Go through the listing and copy each line with the string "nfor".
-- START Supplied data --
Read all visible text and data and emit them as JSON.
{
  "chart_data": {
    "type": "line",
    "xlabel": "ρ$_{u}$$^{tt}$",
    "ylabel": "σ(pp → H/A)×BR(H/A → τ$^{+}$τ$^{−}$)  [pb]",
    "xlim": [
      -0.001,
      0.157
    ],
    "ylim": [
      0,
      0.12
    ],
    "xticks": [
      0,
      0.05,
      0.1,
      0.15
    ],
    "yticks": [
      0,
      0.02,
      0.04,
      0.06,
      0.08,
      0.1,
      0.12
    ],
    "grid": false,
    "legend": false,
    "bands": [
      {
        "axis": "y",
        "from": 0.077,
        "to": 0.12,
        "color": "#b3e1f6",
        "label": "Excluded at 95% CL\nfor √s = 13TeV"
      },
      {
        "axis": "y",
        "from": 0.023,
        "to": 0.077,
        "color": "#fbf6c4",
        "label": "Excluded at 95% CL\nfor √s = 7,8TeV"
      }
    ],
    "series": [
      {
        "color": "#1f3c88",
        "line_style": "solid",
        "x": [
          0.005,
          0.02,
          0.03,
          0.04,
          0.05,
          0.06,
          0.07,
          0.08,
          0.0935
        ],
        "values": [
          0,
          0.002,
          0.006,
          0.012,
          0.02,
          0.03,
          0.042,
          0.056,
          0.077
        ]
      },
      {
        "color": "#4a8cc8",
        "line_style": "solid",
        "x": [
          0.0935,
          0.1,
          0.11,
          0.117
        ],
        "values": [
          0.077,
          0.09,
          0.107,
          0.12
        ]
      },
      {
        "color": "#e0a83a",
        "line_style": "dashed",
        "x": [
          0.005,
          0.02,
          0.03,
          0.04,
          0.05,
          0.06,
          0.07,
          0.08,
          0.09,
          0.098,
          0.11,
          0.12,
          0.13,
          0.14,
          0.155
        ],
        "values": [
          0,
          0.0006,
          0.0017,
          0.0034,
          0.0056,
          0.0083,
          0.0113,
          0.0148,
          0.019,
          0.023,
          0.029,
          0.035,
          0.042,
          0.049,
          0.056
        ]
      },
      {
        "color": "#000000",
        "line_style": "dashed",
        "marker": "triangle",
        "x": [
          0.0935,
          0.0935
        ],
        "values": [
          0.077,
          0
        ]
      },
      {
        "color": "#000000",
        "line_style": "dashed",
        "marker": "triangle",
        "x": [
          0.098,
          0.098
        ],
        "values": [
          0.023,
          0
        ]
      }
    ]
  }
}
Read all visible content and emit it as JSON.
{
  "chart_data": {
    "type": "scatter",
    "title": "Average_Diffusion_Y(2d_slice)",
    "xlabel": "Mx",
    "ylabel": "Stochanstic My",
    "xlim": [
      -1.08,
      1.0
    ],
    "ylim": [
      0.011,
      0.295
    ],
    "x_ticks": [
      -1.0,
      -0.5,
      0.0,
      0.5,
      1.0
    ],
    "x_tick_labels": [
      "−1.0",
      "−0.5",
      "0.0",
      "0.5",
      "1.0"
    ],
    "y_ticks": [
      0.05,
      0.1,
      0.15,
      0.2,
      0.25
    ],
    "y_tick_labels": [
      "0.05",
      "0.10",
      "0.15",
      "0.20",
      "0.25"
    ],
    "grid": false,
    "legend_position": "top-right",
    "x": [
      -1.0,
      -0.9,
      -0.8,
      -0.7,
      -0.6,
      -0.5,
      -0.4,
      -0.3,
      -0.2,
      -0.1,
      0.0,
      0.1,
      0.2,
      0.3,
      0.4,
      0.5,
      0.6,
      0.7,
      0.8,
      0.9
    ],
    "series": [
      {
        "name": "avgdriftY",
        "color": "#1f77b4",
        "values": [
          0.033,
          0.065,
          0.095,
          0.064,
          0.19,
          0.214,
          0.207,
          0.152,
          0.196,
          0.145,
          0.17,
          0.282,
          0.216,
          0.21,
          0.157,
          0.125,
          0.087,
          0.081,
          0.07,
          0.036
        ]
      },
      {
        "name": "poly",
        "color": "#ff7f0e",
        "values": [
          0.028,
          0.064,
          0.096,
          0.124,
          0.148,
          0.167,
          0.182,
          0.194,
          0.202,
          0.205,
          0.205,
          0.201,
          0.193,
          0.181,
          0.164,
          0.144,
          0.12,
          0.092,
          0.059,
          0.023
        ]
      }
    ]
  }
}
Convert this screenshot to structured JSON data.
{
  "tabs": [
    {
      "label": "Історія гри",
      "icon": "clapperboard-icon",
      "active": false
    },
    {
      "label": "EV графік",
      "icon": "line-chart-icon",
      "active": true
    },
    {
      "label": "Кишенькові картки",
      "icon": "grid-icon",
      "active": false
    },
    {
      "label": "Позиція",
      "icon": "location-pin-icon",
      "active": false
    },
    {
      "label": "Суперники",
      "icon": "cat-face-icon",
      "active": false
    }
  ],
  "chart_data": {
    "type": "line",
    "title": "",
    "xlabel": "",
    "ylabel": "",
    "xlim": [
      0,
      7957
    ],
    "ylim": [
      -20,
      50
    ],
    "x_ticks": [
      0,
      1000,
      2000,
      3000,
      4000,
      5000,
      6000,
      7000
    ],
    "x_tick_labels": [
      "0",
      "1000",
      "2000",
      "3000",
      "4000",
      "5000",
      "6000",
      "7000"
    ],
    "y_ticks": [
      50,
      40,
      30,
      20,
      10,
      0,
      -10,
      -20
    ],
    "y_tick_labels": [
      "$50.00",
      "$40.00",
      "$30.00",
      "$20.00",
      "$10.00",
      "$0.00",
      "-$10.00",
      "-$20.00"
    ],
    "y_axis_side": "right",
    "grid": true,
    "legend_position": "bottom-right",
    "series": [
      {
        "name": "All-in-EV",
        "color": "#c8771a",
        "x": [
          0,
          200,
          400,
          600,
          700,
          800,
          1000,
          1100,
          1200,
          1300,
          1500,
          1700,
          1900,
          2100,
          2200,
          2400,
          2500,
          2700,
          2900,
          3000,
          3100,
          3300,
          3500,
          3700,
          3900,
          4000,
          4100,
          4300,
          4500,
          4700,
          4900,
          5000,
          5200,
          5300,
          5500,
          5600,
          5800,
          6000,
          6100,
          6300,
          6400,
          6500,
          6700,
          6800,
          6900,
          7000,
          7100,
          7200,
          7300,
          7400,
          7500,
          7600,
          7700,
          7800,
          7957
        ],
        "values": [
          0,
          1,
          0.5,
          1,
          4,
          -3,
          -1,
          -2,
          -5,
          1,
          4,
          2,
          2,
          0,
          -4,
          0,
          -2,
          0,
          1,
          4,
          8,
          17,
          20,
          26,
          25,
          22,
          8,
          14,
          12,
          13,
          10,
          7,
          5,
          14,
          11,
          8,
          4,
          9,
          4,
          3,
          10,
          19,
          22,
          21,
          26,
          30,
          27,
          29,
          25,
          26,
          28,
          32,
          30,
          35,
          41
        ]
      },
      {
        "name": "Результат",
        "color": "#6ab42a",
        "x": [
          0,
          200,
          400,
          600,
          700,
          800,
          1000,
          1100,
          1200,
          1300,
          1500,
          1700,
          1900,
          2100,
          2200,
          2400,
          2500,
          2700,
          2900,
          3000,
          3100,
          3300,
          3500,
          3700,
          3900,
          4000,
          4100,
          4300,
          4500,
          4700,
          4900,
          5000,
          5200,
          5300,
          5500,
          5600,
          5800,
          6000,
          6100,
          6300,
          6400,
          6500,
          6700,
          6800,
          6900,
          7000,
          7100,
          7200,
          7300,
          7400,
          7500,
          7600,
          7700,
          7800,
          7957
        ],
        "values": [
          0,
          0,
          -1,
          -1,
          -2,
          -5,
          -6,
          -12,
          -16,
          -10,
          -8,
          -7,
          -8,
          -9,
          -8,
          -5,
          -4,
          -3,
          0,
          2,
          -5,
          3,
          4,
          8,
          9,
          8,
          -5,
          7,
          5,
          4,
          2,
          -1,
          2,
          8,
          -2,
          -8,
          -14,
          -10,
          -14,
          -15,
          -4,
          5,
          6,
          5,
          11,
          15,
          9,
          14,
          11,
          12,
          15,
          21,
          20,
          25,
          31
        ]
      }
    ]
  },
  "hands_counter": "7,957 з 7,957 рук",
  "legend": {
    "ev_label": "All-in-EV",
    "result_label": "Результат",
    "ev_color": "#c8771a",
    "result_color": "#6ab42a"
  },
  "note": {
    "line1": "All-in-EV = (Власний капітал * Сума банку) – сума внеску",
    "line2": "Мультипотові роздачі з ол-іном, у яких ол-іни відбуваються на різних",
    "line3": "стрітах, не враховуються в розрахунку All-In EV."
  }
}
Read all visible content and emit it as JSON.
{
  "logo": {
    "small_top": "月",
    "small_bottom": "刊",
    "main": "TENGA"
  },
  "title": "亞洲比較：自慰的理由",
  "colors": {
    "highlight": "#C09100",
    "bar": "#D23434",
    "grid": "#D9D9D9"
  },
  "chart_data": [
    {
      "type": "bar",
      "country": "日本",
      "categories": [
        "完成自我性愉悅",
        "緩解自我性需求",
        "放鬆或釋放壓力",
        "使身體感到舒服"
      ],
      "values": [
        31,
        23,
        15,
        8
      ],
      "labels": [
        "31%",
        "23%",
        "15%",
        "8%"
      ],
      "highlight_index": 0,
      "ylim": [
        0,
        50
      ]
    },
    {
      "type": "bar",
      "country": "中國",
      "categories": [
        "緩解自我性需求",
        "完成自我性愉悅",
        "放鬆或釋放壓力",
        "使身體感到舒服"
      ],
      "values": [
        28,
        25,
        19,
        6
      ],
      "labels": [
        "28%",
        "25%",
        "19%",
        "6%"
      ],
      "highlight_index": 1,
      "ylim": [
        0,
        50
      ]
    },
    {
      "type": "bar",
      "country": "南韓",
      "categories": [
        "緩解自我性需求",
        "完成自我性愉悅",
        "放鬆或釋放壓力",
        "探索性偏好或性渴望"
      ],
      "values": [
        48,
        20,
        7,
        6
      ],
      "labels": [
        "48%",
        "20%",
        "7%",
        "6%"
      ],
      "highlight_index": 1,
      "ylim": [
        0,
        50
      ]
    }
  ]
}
-- END Supplied data --
> [Solved problem]:
        "label": "Excluded at 95% CL\nfor √s = 13TeV"
        "label": "Excluded at 95% CL\nfor √s = 7,8TeV"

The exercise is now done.